What you are asked to do —
Answer with nothing except the number of lines that contain the word "width".

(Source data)
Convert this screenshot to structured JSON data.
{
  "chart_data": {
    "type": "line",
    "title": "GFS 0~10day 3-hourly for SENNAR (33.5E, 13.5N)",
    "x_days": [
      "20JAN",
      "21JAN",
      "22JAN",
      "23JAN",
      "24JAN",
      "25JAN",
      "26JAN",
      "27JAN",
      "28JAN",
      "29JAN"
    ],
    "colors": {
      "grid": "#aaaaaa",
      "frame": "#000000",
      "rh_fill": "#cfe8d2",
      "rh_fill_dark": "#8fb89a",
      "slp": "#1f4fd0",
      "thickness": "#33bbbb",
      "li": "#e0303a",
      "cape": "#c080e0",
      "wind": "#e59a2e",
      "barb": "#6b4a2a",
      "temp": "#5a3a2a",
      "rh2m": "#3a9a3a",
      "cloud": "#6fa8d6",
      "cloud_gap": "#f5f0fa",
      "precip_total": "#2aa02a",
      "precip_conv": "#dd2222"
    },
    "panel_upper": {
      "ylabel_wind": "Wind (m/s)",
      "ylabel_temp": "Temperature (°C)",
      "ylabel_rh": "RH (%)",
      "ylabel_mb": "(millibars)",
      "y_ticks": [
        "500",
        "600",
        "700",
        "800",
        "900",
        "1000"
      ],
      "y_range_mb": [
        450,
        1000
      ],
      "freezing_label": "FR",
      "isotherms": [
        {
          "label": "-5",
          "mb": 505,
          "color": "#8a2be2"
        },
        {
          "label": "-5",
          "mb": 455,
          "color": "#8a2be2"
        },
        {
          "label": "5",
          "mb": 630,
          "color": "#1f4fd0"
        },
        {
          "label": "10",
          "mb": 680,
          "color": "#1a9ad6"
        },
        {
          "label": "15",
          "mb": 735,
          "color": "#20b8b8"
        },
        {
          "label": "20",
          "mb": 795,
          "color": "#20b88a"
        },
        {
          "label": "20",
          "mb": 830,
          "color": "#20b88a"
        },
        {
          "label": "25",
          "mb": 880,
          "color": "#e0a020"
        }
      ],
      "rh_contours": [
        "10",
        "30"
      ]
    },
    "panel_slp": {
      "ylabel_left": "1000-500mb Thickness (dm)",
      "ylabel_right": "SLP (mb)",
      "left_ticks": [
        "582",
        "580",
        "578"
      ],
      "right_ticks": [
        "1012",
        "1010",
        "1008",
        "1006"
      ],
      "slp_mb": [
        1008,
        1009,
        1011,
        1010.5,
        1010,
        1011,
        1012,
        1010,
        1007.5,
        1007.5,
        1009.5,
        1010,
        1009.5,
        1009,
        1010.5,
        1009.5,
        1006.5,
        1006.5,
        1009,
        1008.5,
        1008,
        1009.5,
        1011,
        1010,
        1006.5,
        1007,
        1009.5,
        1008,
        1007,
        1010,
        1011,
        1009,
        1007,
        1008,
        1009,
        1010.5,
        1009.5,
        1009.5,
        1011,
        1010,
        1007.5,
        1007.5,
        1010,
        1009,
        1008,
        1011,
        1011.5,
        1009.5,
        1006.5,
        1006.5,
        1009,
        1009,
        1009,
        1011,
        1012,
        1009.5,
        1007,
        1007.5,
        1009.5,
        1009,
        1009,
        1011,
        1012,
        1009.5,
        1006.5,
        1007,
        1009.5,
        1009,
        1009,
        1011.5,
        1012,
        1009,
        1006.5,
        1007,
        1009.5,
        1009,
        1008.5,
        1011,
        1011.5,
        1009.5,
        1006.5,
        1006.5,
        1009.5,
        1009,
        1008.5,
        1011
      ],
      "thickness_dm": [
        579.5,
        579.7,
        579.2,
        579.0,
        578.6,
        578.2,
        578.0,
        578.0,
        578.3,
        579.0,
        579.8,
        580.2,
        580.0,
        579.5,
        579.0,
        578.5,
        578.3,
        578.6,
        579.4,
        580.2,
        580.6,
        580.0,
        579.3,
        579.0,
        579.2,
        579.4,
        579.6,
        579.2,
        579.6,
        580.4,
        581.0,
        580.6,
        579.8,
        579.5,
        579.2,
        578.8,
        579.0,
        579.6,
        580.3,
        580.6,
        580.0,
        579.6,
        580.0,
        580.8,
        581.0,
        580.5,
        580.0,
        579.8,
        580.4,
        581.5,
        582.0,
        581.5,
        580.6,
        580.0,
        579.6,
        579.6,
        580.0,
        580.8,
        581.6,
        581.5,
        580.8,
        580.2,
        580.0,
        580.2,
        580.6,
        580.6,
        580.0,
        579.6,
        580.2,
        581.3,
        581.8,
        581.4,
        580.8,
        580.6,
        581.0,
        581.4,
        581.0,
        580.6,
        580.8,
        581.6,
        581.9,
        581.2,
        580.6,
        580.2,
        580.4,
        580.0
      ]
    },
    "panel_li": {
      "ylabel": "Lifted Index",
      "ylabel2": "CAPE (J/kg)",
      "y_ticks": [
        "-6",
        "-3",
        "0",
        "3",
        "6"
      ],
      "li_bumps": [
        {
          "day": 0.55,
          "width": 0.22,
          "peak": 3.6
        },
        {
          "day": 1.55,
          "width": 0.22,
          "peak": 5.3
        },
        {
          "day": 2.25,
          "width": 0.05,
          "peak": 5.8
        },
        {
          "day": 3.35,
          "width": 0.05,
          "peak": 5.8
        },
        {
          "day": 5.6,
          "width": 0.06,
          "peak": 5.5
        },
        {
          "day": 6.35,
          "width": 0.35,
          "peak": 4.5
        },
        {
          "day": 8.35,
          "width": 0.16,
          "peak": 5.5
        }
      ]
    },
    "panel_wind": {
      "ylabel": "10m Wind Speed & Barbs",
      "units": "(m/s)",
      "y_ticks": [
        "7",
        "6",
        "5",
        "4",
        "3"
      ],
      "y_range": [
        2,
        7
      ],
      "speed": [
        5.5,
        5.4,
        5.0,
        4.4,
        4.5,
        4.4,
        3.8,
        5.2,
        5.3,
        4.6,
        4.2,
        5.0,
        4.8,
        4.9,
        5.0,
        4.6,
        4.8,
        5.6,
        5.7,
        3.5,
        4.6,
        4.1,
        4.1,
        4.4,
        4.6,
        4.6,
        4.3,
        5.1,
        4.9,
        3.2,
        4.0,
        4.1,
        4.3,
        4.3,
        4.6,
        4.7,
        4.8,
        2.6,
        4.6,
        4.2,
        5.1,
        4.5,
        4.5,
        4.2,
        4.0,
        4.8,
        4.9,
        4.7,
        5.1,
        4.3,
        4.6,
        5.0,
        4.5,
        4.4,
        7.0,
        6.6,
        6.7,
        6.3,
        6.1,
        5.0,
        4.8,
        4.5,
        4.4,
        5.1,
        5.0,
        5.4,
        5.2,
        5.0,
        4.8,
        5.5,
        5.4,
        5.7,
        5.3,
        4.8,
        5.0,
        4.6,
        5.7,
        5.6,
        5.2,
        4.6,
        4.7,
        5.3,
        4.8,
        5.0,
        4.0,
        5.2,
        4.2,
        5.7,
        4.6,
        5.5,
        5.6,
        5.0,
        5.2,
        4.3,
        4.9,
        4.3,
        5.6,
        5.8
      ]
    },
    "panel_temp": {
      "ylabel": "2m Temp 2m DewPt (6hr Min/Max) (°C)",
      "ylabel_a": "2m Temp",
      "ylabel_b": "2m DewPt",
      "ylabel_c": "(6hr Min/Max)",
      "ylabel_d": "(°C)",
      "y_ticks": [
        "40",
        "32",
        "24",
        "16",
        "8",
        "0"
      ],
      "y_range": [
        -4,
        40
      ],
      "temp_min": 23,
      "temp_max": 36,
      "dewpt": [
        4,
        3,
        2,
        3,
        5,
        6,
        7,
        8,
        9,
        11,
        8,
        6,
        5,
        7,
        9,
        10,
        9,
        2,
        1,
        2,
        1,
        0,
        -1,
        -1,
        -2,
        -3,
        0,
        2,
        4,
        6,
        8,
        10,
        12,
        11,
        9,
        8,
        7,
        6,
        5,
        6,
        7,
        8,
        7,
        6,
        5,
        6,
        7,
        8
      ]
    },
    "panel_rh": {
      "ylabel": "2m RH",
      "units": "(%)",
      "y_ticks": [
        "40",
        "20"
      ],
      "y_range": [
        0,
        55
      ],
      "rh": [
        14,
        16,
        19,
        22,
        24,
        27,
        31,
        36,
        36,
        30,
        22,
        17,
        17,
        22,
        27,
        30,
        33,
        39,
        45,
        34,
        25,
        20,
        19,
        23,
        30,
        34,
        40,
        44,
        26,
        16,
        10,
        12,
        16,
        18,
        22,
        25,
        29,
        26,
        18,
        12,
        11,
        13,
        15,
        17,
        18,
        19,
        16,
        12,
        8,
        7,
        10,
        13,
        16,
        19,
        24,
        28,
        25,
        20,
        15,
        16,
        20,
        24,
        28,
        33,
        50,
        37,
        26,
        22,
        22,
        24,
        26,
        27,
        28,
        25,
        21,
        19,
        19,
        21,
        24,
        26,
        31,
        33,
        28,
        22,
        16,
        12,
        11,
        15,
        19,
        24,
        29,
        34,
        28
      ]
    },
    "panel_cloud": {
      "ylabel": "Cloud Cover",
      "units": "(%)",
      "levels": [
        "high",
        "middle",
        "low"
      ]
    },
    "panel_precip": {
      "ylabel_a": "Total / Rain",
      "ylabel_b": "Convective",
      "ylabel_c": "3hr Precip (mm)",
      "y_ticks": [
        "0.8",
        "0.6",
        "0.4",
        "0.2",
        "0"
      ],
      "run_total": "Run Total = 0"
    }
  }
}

Response below —
7